[Start of Records shown]

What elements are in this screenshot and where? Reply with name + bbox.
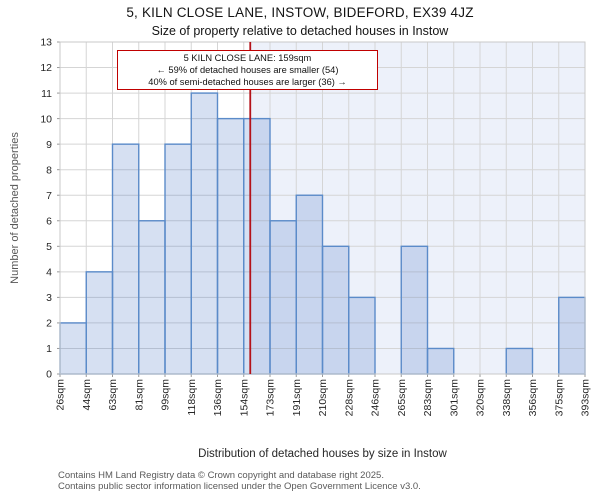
bar-338sqm [505, 347, 534, 375]
svg-text:301sqm: 301sqm [448, 379, 460, 417]
svg-text:6: 6 [46, 215, 52, 227]
svg-text:3: 3 [46, 292, 52, 304]
svg-text:338sqm: 338sqm [501, 379, 513, 417]
svg-text:210sqm: 210sqm [317, 379, 329, 417]
svg-text:12: 12 [40, 62, 52, 74]
svg-text:136sqm: 136sqm [212, 379, 224, 417]
svg-text:8: 8 [46, 164, 52, 176]
bar-154sqm [243, 117, 271, 375]
bar-81sqm [138, 220, 166, 375]
bar-283sqm [426, 347, 455, 375]
svg-text:0: 0 [46, 369, 52, 381]
plot-border [59, 41, 586, 375]
bar-191sqm [295, 194, 324, 375]
footer-copyright-line: Contains HM Land Registry data © Crown c… [58, 470, 384, 481]
bar-99sqm [164, 143, 192, 375]
bar-210sqm [321, 245, 350, 375]
svg-text:283sqm: 283sqm [422, 379, 434, 417]
y-axis-title: Number of detached properties [9, 132, 21, 284]
svg-text:320sqm: 320sqm [475, 379, 487, 417]
svg-text:13: 13 [40, 37, 52, 49]
svg-text:5: 5 [46, 241, 52, 253]
svg-text:7: 7 [46, 190, 52, 202]
svg-text:191sqm: 191sqm [291, 379, 303, 417]
svg-text:246sqm: 246sqm [370, 379, 382, 417]
chart-title: 5, KILN CLOSE LANE, INSTOW, BIDEFORD, EX… [126, 5, 474, 20]
svg-text:9: 9 [46, 139, 52, 151]
x-axis-title: Distribution of detached houses by size … [198, 448, 447, 460]
svg-text:26sqm: 26sqm [55, 379, 67, 411]
svg-text:99sqm: 99sqm [160, 379, 172, 411]
svg-text:44sqm: 44sqm [81, 379, 93, 411]
histogram-bars [59, 92, 586, 375]
bar-265sqm [400, 245, 429, 375]
footer: Contains HM Land Registry data © Crown c… [58, 470, 598, 492]
svg-text:356sqm: 356sqm [527, 379, 539, 417]
bar-375sqm [558, 296, 586, 375]
svg-text:11: 11 [41, 88, 52, 100]
bar-136sqm [216, 117, 245, 375]
svg-text:265sqm: 265sqm [396, 379, 408, 417]
svg-text:173sqm: 173sqm [265, 379, 277, 417]
svg-text:154sqm: 154sqm [238, 379, 250, 417]
annotation-smaller-stat: ← 59% of detached houses are smaller (54… [156, 65, 339, 76]
svg-text:375sqm: 375sqm [553, 379, 565, 417]
annotation-property-size: 5 KILN CLOSE LANE: 159sqm [183, 53, 312, 63]
footer-licence-line: Contains public sector information licen… [58, 481, 421, 493]
bar-118sqm [190, 92, 219, 375]
svg-text:2: 2 [46, 318, 52, 330]
svg-text:4: 4 [46, 267, 52, 279]
bar-26sqm [59, 322, 87, 375]
svg-text:81sqm: 81sqm [133, 379, 145, 411]
svg-text:1: 1 [46, 343, 52, 355]
svg-text:393sqm: 393sqm [580, 379, 592, 417]
bar-173sqm [269, 220, 297, 375]
svg-text:10: 10 [40, 113, 52, 125]
chart-subtitle: Size of property relative to detached ho… [151, 24, 449, 38]
bar-44sqm [85, 271, 114, 375]
svg-text:118sqm: 118sqm [186, 379, 198, 416]
bar-228sqm [348, 296, 376, 375]
annotation-box: 5 KILN CLOSE LANE: 159sqm ← 59% of detac… [117, 50, 378, 90]
bar-63sqm [111, 143, 140, 375]
larger-properties-region [250, 42, 585, 374]
svg-text:228sqm: 228sqm [343, 379, 355, 417]
svg-text:63sqm: 63sqm [107, 379, 119, 411]
x-tick-labels: 26sqm 44sqm 63sqm 81sqm 99sqm 118sqm 136sqm 154… [55, 379, 592, 417]
annotation-larger-stat: 40% of semi-detached houses are larger (… [148, 77, 347, 88]
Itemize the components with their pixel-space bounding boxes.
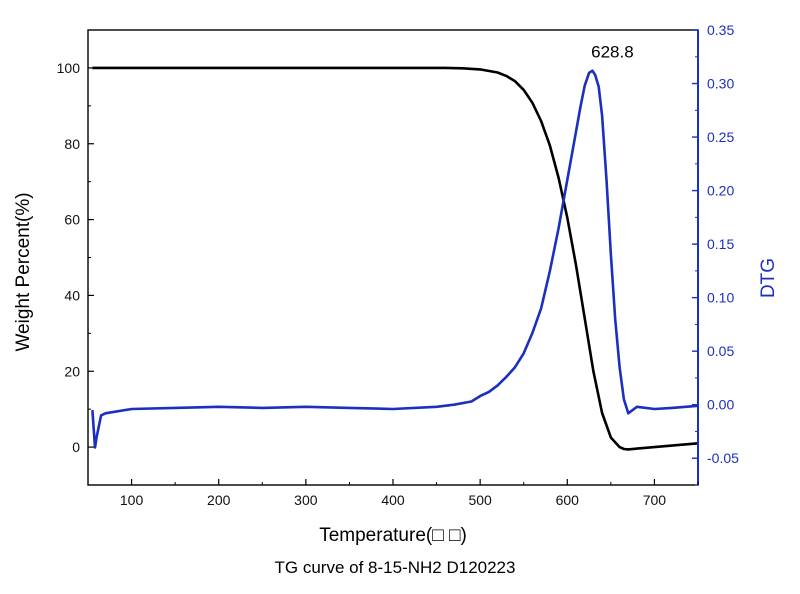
left-tick-label: 100 (57, 60, 81, 76)
x-tick-label: 200 (207, 492, 231, 508)
right-tick-label: -0.05 (707, 450, 739, 466)
right-tick-label: 0.10 (707, 290, 734, 306)
x-tick-label: 400 (381, 492, 405, 508)
right-tick-label: 0.05 (707, 343, 734, 359)
x-tick-label: 600 (556, 492, 580, 508)
y-axis-title-right: DTG (758, 258, 779, 298)
tg-weight-line (92, 66, 699, 451)
left-tick-label: 80 (64, 136, 80, 152)
peak-annotation: 628.8 (591, 43, 634, 62)
right-tick-label: 0.20 (707, 183, 734, 199)
plot-frame (87, 29, 699, 486)
x-axis-ticks: 100 200 300 400 500 600 700 (87, 479, 699, 508)
dtg-line (91, 69, 699, 449)
left-tick-label: 60 (64, 212, 80, 228)
x-axis-title: Temperature(□ □) (319, 525, 467, 546)
right-tick-label: 0.00 (707, 397, 734, 413)
right-tick-label: 0.35 (707, 22, 734, 38)
series-layer (91, 66, 699, 451)
chart-caption: TG curve of 8-15-NH2 D120223 (275, 558, 516, 577)
x-tick-label: 300 (294, 492, 318, 508)
right-tick-label: 0.30 (707, 76, 734, 92)
y-axis-title-left: Weight Percent(%) (13, 192, 34, 351)
right-tick-label: 0.15 (707, 236, 734, 252)
left-tick-label: 40 (64, 287, 80, 303)
x-tick-label: 100 (120, 492, 144, 508)
left-tick-label: 20 (64, 363, 80, 379)
right-axis-ticks: -0.05 0.00 0.05 0.10 0.15 0.20 0.25 0.30 0.35 (692, 22, 739, 486)
right-tick-label: 0.25 (707, 129, 734, 145)
left-axis-ticks: 0 20 40 60 80 100 (57, 29, 94, 486)
left-tick-label: 0 (72, 439, 80, 455)
x-tick-label: 700 (643, 492, 667, 508)
x-tick-label: 500 (468, 492, 492, 508)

[End of Records shown]

__Request__
Please pull out every line of the records above that contains the string "stat". Case counts.

__Result of this task__
annotation-smaller-stat: ← 59% of detached houses are smaller (54… [156, 65, 339, 76]
annotation-larger-stat: 40% of semi-detached houses are larger (… [148, 77, 347, 88]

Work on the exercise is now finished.